=== Requirement ===
Give the material again in full, matching it exactly.

=== Records for the task ===
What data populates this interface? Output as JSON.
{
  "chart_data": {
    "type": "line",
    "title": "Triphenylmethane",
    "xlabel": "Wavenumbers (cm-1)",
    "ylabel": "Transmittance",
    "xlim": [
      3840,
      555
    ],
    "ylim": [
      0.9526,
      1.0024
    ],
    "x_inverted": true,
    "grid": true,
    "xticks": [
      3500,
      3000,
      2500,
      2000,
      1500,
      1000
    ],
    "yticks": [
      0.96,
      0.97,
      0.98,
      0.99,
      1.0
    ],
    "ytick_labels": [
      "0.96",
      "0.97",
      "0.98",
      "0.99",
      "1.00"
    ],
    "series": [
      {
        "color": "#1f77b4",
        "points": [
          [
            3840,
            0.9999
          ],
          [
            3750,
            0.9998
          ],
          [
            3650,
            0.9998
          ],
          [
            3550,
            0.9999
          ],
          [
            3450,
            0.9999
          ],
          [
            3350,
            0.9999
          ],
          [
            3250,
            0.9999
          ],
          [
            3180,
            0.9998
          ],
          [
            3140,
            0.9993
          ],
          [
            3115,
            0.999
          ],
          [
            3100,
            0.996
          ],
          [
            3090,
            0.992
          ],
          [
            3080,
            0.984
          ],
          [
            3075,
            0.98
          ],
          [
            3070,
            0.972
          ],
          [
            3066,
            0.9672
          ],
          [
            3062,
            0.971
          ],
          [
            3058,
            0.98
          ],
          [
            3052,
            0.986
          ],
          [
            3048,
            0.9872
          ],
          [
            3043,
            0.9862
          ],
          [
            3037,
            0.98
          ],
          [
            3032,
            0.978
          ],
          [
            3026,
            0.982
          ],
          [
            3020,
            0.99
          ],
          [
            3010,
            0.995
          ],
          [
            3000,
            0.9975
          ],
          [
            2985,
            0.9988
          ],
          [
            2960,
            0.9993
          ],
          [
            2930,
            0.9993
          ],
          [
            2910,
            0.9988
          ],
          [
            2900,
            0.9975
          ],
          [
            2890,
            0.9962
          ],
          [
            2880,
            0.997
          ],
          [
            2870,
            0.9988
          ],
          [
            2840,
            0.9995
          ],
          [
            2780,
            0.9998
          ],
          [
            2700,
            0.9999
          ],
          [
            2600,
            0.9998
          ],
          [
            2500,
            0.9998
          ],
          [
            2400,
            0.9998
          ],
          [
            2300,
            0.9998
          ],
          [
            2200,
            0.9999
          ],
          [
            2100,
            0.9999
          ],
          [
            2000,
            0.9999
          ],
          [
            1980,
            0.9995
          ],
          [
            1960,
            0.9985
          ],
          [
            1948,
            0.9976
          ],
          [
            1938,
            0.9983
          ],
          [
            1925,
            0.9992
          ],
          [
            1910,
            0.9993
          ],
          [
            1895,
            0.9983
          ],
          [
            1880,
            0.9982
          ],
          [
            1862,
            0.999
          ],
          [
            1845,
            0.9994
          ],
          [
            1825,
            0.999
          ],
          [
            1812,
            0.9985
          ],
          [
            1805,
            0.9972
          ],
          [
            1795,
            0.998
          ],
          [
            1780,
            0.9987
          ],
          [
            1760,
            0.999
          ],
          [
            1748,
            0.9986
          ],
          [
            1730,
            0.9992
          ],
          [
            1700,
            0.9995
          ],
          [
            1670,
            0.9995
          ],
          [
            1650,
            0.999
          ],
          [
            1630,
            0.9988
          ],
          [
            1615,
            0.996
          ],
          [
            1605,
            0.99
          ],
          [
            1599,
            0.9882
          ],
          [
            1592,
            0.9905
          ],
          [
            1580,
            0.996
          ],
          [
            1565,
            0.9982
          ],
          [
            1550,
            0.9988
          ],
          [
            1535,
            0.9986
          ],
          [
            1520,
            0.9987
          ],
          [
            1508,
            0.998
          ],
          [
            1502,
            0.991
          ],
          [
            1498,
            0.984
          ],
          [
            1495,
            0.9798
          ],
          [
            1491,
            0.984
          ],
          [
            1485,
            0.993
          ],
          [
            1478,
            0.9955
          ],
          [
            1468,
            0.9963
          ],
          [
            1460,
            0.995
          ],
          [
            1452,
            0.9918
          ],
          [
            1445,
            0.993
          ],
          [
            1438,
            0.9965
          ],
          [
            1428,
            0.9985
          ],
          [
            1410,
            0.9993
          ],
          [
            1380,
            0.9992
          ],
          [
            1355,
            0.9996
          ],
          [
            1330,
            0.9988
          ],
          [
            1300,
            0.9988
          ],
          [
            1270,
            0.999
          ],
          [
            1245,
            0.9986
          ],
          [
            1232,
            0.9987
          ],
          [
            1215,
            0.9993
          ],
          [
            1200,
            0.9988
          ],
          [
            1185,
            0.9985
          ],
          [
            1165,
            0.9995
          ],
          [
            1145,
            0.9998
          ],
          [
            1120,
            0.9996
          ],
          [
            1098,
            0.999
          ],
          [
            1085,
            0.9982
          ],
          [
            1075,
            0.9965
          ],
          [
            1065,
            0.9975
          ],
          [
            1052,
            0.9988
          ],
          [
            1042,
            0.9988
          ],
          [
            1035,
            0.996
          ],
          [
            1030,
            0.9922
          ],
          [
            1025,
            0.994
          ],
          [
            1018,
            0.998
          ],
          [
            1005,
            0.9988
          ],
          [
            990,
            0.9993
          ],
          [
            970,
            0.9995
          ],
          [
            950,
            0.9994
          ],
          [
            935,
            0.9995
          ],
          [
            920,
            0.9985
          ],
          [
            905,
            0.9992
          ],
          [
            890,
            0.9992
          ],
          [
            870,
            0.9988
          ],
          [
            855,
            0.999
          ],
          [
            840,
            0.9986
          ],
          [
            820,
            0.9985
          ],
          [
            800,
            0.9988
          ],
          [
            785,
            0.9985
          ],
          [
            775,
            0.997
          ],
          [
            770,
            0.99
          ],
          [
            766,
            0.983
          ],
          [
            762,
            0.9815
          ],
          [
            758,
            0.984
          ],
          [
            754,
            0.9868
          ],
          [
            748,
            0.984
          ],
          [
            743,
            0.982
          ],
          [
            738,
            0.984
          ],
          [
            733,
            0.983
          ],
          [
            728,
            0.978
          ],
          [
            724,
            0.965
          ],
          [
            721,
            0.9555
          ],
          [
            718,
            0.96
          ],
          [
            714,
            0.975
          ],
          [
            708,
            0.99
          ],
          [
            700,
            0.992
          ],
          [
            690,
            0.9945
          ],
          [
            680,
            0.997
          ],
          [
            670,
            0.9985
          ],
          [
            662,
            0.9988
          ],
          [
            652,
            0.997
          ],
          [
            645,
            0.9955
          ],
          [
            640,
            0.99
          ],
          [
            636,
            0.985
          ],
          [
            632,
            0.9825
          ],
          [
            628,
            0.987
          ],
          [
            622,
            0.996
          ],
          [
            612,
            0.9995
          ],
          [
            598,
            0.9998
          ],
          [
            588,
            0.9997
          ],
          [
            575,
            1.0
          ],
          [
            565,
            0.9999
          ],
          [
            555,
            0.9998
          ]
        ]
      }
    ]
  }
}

=== Solution below ===
What data populates this interface? Output as JSON.
{
  "chart_data": {
    "type": "line",
    "title": "Triphenylmethane",
    "xlabel": "Wavenumbers (cm-1)",
    "ylabel": "Transmittance",
    "xlim": [
      3840,
      555
    ],
    "ylim": [
      0.9526,
      1.0024
    ],
    "x_inverted": true,
    "grid": true,
    "xticks": [
      3500,
      3000,
      2500,
      2000,
      1500,
      1000
    ],
    "yticks": [
      0.96,
      0.97,
      0.98,
      0.99,
      1.0
    ],
    "ytick_labels": [
      "0.96",
      "0.97",
      "0.98",
      "0.99",
      "1.00"
    ],
    "series": [
      {
        "color": "#1f77b4",
        "points": [
          [
            3840,
            0.9999
          ],
          [
            3750,
            0.9998
          ],
          [
            3650,
            0.9998
          ],
          [
            3550,
            0.9999
          ],
          [
            3450,
            0.9999
          ],
          [
            3350,
            0.9999
          ],
          [
            3250,
            0.9999
          ],
          [
            3180,
            0.9998
          ],
          [
            3140,
            0.9993
          ],
          [
            3115,
            0.999
          ],
          [
            3100,
            0.996
          ],
          [
            3090,
            0.992
          ],
          [
            3080,
            0.984
          ],
          [
            3075,
            0.98
          ],
          [
            3070,
            0.972
          ],
          [
            3066,
            0.9672
          ],
          [
            3062,
            0.971
          ],
          [
            3058,
            0.98
          ],
          [
            3052,
            0.986
          ],
          [
            3048,
            0.9872
          ],
          [
            3043,
            0.9862
          ],
          [
            3037,
            0.98
          ],
          [
            3032,
            0.978
          ],
          [
            3026,
            0.982
          ],
          [
            3020,
            0.99
          ],
          [
            3010,
            0.995
          ],
          [
            3000,
            0.9975
          ],
          [
            2985,
            0.9988
          ],
          [
            2960,
            0.9993
          ],
          [
            2930,
            0.9993
          ],
          [
            2910,
            0.9988
          ],
          [
            2900,
            0.9975
          ],
          [
            2890,
            0.9962
          ],
          [
            2880,
            0.997
          ],
          [
            2870,
            0.9988
          ],
          [
            2840,
            0.9995
          ],
          [
            2780,
            0.9998
          ],
          [
            2700,
            0.9999
          ],
          [
            2600,
            0.9998
          ],
          [
            2500,
            0.9998
          ],
          [
            2400,
            0.9998
          ],
          [
            2300,
            0.9998
          ],
          [
            2200,
            0.9999
          ],
          [
            2100,
            0.9999
          ],
          [
            2000,
            0.9999
          ],
          [
            1980,
            0.9995
          ],
          [
            1960,
            0.9985
          ],
          [
            1948,
            0.9976
          ],
          [
            1938,
            0.9983
          ],
          [
            1925,
            0.9992
          ],
          [
            1910,
            0.9993
          ],
          [
            1895,
            0.9983
          ],
          [
            1880,
            0.9982
          ],
          [
            1862,
            0.999
          ],
          [
            1845,
            0.9994
          ],
          [
            1825,
            0.999
          ],
          [
            1812,
            0.9985
          ],
          [
            1805,
            0.9972
          ],
          [
            1795,
            0.998
          ],
          [
            1780,
            0.9987
          ],
          [
            1760,
            0.999
          ],
          [
            1748,
            0.9986
          ],
          [
            1730,
            0.9992
          ],
          [
            1700,
            0.9995
          ],
          [
            1670,
            0.9995
          ],
          [
            1650,
            0.999
          ],
          [
            1630,
            0.9988
          ],
          [
            1615,
            0.996
          ],
          [
            1605,
            0.99
          ],
          [
            1599,
            0.9882
          ],
          [
            1592,
            0.9905
          ],
          [
            1580,
            0.996
          ],
          [
            1565,
            0.9982
          ],
          [
            1550,
            0.9988
          ],
          [
            1535,
            0.9986
          ],
          [
            1520,
            0.9987
          ],
          [
            1508,
            0.998
          ],
          [
            1502,
            0.991
          ],
          [
            1498,
            0.984
          ],
          [
            1495,
            0.9798
          ],
          [
            1491,
            0.984
          ],
          [
            1485,
            0.993
          ],
          [
            1478,
            0.9955
          ],
          [
            1468,
            0.9963
          ],
          [
            1460,
            0.995
          ],
          [
            1452,
            0.9918
          ],
          [
            1445,
            0.993
          ],
          [
            1438,
            0.9965
          ],
          [
            1428,
            0.9985
          ],
          [
            1410,
            0.9993
          ],
          [
            1380,
            0.9992
          ],
          [
            1355,
            0.9996
          ],
          [
            1330,
            0.9988
          ],
          [
            1300,
            0.9988
          ],
          [
            1270,
            0.999
          ],
          [
            1245,
            0.9986
          ],
          [
            1232,
            0.9987
          ],
          [
            1215,
            0.9993
          ],
          [
            1200,
            0.9988
          ],
          [
            1185,
            0.9985
          ],
          [
            1165,
            0.9995
          ],
          [
            1145,
            0.9998
          ],
          [
            1120,
            0.9996
          ],
          [
            1098,
            0.999
          ],
          [
            1085,
            0.9982
          ],
          [
            1075,
            0.9965
          ],
          [
            1065,
            0.9975
          ],
          [
            1052,
            0.9988
          ],
          [
            1042,
            0.9988
          ],
          [
            1035,
            0.996
          ],
          [
            1030,
            0.9922
          ],
          [
            1025,
            0.994
          ],
          [
            1018,
            0.998
          ],
          [
            1005,
            0.9988
          ],
          [
            990,
            0.9993
          ],
          [
            970,
            0.9995
          ],
          [
            950,
            0.9994
          ],
          [
            935,
            0.9995
          ],
          [
            920,
            0.9985
          ],
          [
            905,
            0.9992
          ],
          [
            890,
            0.9992
          ],
          [
            870,
            0.9988
          ],
          [
            855,
            0.999
          ],
          [
            840,
            0.9986
          ],
          [
            820,
            0.9985
          ],
          [
            800,
            0.9988
          ],
          [
            785,
            0.9985
          ],
          [
            775,
            0.997
          ],
          [
            770,
            0.99
          ],
          [
            766,
            0.983
          ],
          [
            762,
            0.9815
          ],
          [
            758,
            0.984
          ],
          [
            754,
            0.9868
          ],
          [
            748,
            0.984
          ],
          [
            743,
            0.982
          ],
          [
            738,
            0.984
          ],
          [
            733,
            0.983
          ],
          [
            728,
            0.978
          ],
          [
            724,
            0.965
          ],
          [
            721,
            0.9555
          ],
          [
            718,
            0.96
          ],
          [
            714,
            0.975
          ],
          [
            708,
            0.99
          ],
          [
            700,
            0.992
          ],
          [
            690,
            0.9945
          ],
          [
            680,
            0.997
          ],
          [
            670,
            0.9985
          ],
          [
            662,
            0.9988
          ],
          [
            652,
            0.997
          ],
          [
            645,
            0.9955
          ],
          [
            640,
            0.99
          ],
          [
            636,
            0.985
          ],
          [
            632,
            0.9825
          ],
          [
            628,
            0.987
          ],
          [
            622,
            0.996
          ],
          [
            612,
            0.9995
          ],
          [
            598,
            0.9998
          ],
          [
            588,
            0.9997
          ],
          [
            575,
            1.0
          ],
          [
            565,
            0.9999
          ],
          [
            555,
            0.9998
          ]
        ]
      }
    ]
  }
}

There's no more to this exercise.